**Task goal**
Using the material that follows, identify and copy each line with the string "screenshot".

**Material for the task**
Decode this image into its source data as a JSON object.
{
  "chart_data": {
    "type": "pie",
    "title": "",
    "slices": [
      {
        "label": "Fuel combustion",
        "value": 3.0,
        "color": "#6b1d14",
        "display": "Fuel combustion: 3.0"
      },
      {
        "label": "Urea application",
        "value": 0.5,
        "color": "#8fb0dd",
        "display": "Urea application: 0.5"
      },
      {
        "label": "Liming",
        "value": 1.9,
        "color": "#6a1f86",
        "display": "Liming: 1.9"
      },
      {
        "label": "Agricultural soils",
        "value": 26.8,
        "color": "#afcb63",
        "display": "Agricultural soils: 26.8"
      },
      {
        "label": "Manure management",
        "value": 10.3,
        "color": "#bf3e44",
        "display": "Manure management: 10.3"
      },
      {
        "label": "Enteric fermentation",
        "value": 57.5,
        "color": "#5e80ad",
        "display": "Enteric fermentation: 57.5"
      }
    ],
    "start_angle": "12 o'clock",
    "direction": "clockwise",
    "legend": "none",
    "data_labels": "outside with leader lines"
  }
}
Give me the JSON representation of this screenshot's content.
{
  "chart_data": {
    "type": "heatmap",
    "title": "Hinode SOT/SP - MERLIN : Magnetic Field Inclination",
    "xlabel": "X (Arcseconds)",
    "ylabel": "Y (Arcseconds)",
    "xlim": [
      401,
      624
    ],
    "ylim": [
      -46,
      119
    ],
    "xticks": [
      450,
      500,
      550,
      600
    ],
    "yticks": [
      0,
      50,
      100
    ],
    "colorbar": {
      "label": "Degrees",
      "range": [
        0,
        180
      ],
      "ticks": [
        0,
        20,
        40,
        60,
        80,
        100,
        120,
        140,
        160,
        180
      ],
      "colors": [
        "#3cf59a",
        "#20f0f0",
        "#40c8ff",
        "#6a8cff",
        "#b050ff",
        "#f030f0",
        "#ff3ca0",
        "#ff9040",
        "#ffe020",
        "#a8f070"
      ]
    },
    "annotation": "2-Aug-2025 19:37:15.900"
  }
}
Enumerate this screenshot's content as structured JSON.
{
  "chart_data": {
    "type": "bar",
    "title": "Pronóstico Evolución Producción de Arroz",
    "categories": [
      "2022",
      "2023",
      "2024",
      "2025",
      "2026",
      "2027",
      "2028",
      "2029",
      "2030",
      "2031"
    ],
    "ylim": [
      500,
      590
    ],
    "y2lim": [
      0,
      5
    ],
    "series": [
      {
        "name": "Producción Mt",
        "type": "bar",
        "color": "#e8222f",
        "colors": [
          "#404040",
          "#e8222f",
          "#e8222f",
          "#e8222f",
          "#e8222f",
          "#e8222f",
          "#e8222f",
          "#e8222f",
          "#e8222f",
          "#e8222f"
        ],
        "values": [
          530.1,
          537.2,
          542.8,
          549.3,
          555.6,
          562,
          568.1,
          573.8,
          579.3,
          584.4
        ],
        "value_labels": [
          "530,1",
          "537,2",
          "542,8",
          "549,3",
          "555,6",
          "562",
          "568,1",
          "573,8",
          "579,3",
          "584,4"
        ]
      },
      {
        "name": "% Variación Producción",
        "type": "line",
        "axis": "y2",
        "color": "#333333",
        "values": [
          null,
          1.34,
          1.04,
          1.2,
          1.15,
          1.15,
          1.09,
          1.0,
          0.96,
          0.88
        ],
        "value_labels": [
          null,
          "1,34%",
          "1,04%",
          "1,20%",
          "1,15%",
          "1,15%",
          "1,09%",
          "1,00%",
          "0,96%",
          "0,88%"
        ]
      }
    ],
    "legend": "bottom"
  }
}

**Final answer**
Give me the JSON representation of this screenshot's content.
Enumerate this screenshot's content as structured JSON.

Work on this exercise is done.